[Rows from a dataset]

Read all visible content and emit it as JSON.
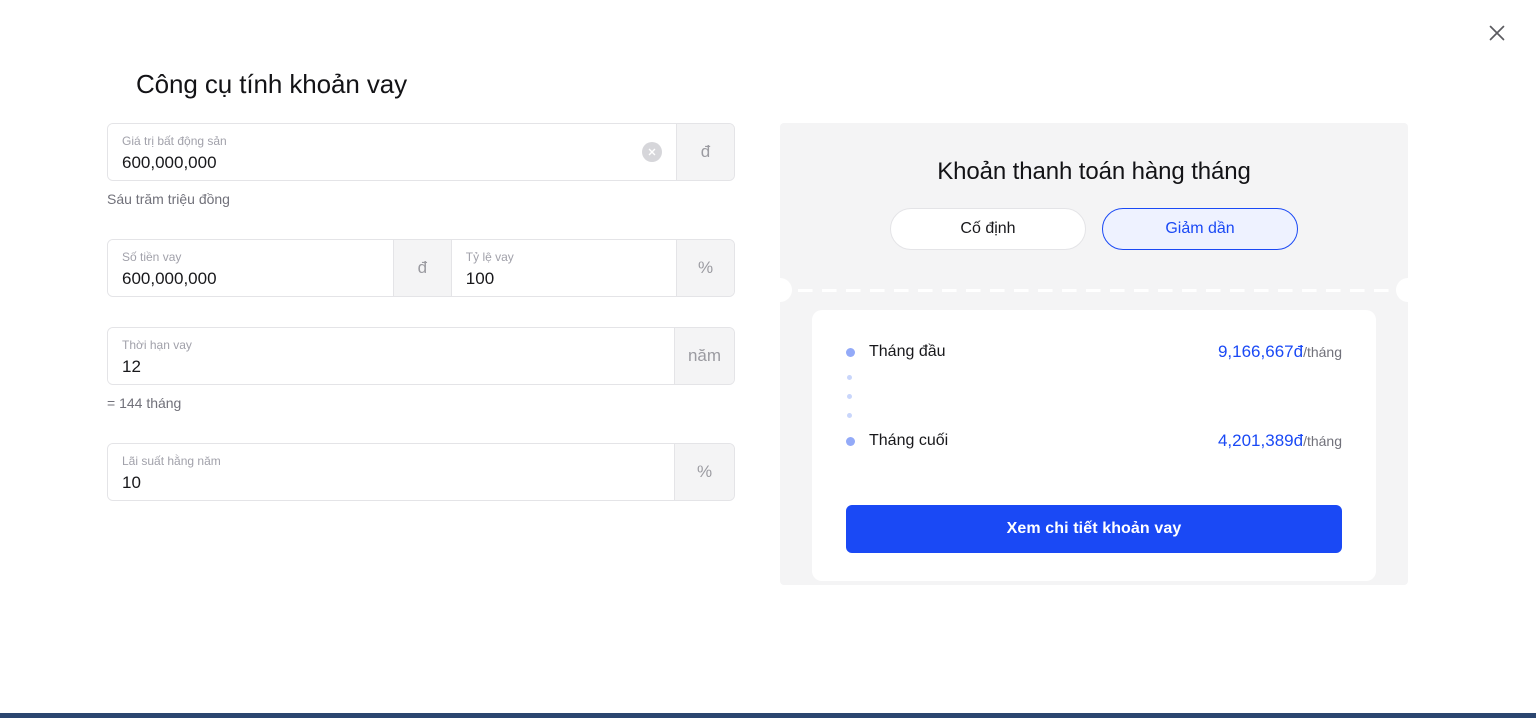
{
  "modal": {
    "title": "Công cụ tính khoản vay",
    "close_icon": "close-icon"
  },
  "form": {
    "property_value": {
      "label": "Giá trị bất động sản",
      "value": "600,000,000",
      "suffix": "đ",
      "clear_icon": "clear-circle-icon",
      "helper": "Sáu trăm triệu đồng"
    },
    "loan_amount": {
      "label": "Số tiền vay",
      "value": "600,000,000",
      "suffix": "đ"
    },
    "loan_ratio": {
      "label": "Tỷ lệ vay",
      "value": "100",
      "suffix": "%"
    },
    "loan_term": {
      "label": "Thời hạn vay",
      "value": "12",
      "suffix": "năm",
      "helper": "= 144 tháng"
    },
    "interest_rate": {
      "label": "Lãi suất hằng năm",
      "value": "10",
      "suffix": "%"
    }
  },
  "summary": {
    "title": "Khoản thanh toán hàng tháng",
    "toggles": [
      {
        "label": "Cố định",
        "selected": false
      },
      {
        "label": "Giảm dần",
        "selected": true
      }
    ],
    "rows": [
      {
        "label": "Tháng đầu",
        "amount": "9,166,667đ",
        "period": "/tháng"
      },
      {
        "label": "Tháng cuối",
        "amount": "4,201,389đ",
        "period": "/tháng"
      }
    ],
    "cta_label": "Xem chi tiết khoản vay"
  },
  "colors": {
    "accent": "#1a49f5",
    "accent_soft": "#eef2ff",
    "panel_bg": "#f4f4f5",
    "dot": "#93aaf8",
    "bottom_strip": "#2b4670"
  }
}
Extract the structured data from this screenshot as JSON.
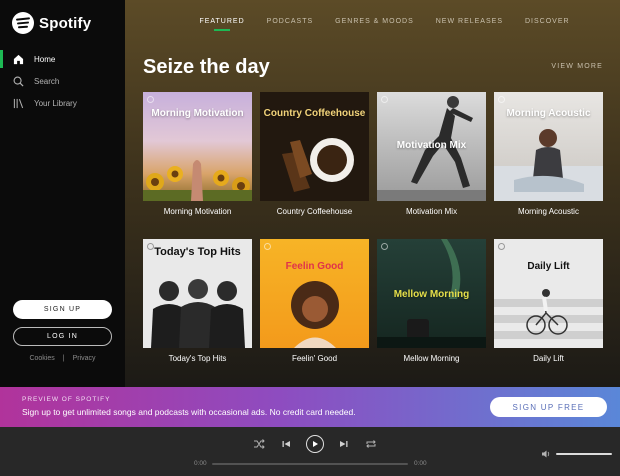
{
  "app": {
    "logo_text": "Spotify"
  },
  "sidebar": {
    "items": [
      {
        "label": "Home",
        "icon": "home-icon"
      },
      {
        "label": "Search",
        "icon": "search-icon"
      },
      {
        "label": "Your Library",
        "icon": "library-icon"
      }
    ],
    "signup_label": "SIGN UP",
    "login_label": "LOG IN",
    "cookies_label": "Cookies",
    "privacy_label": "Privacy",
    "legal_separator": "|"
  },
  "tabs": [
    "FEATURED",
    "PODCASTS",
    "GENRES & MOODS",
    "NEW RELEASES",
    "DISCOVER"
  ],
  "main": {
    "section_title": "Seize the day",
    "view_more_label": "VIEW MORE"
  },
  "playlists": [
    {
      "title": "Morning Motivation",
      "cover_text": "Morning Motivation"
    },
    {
      "title": "Country Coffeehouse",
      "cover_text": "Country Coffeehouse"
    },
    {
      "title": "Motivation Mix",
      "cover_text": "Motivation Mix"
    },
    {
      "title": "Morning Acoustic",
      "cover_text": "Morning Acoustic"
    },
    {
      "title": "Today's Top Hits",
      "cover_text": "Today's Top Hits"
    },
    {
      "title": "Feelin' Good",
      "cover_text": "Feelin Good"
    },
    {
      "title": "Mellow Morning",
      "cover_text": "Mellow Morning"
    },
    {
      "title": "Daily Lift",
      "cover_text": "Daily Lift"
    }
  ],
  "banner": {
    "small_label": "PREVIEW OF SPOTIFY",
    "message": "Sign up to get unlimited songs and podcasts with occasional ads. No credit card needed.",
    "cta_label": "SIGN UP FREE"
  },
  "player": {
    "time_elapsed": "0:00",
    "time_total": "0:00"
  },
  "colors": {
    "accent": "#1db954",
    "sidebar_bg": "#0b0b0b",
    "player_bg": "#282828"
  }
}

» **Aim**: Give every record back exactly as it reads, with no images.

» **Answer to this problem**:
Read all visible content and emit it as JSON.
{
  "modal": {
    "title": "Công cụ tính khoản vay",
    "close_icon": "close-icon"
  },
  "form": {
    "property_value": {
      "label": "Giá trị bất động sản",
      "value": "600,000,000",
      "suffix": "đ",
      "clear_icon": "clear-circle-icon",
      "helper": "Sáu trăm triệu đồng"
    },
    "loan_amount": {
      "label": "Số tiền vay",
      "value": "600,000,000",
      "suffix": "đ"
    },
    "loan_ratio": {
      "label": "Tỷ lệ vay",
      "value": "100",
      "suffix": "%"
    },
    "loan_term": {
      "label": "Thời hạn vay",
      "value": "12",
      "suffix": "năm",
      "helper": "= 144 tháng"
    },
    "interest_rate": {
      "label": "Lãi suất hằng năm",
      "value": "10",
      "suffix": "%"
    }
  },
  "summary": {
    "title": "Khoản thanh toán hàng tháng",
    "toggles": [
      {
        "label": "Cố định",
        "selected": false
      },
      {
        "label": "Giảm dần",
        "selected": true
      }
    ],
    "rows": [
      {
        "label": "Tháng đầu",
        "amount": "9,166,667đ",
        "period": "/tháng"
      },
      {
        "label": "Tháng cuối",
        "amount": "4,201,389đ",
        "period": "/tháng"
      }
    ],
    "cta_label": "Xem chi tiết khoản vay"
  },
  "colors": {
    "accent": "#1a49f5",
    "accent_soft": "#eef2ff",
    "panel_bg": "#f4f4f5",
    "dot": "#93aaf8",
    "bottom_strip": "#2b4670"
  }
}
Extract the structured data from this screenshot as JSON.
{
  "app": {
    "logo_text": "Spotify"
  },
  "sidebar": {
    "items": [
      {
        "label": "Home",
        "icon": "home-icon"
      },
      {
        "label": "Search",
        "icon": "search-icon"
      },
      {
        "label": "Your Library",
        "icon": "library-icon"
      }
    ],
    "signup_label": "SIGN UP",
    "login_label": "LOG IN",
    "cookies_label": "Cookies",
    "privacy_label": "Privacy",
    "legal_separator": "|"
  },
  "tabs": [
    "FEATURED",
    "PODCASTS",
    "GENRES & MOODS",
    "NEW RELEASES",
    "DISCOVER"
  ],
  "main": {
    "section_title": "Seize the day",
    "view_more_label": "VIEW MORE"
  },
  "playlists": [
    {
      "title": "Morning Motivation",
      "cover_text": "Morning Motivation"
    },
    {
      "title": "Country Coffeehouse",
      "cover_text": "Country Coffeehouse"
    },
    {
      "title": "Motivation Mix",
      "cover_text": "Motivation Mix"
    },
    {
      "title": "Morning Acoustic",
      "cover_text": "Morning Acoustic"
    },
    {
      "title": "Today's Top Hits",
      "cover_text": "Today's Top Hits"
    },
    {
      "title": "Feelin' Good",
      "cover_text": "Feelin Good"
    },
    {
      "title": "Mellow Morning",
      "cover_text": "Mellow Morning"
    },
    {
      "title": "Daily Lift",
      "cover_text": "Daily Lift"
    }
  ],
  "banner": {
    "small_label": "PREVIEW OF SPOTIFY",
    "message": "Sign up to get unlimited songs and podcasts with occasional ads. No credit card needed.",
    "cta_label": "SIGN UP FREE"
  },
  "player": {
    "time_elapsed": "0:00",
    "time_total": "0:00"
  },
  "colors": {
    "accent": "#1db954",
    "sidebar_bg": "#0b0b0b",
    "player_bg": "#282828"
  }
}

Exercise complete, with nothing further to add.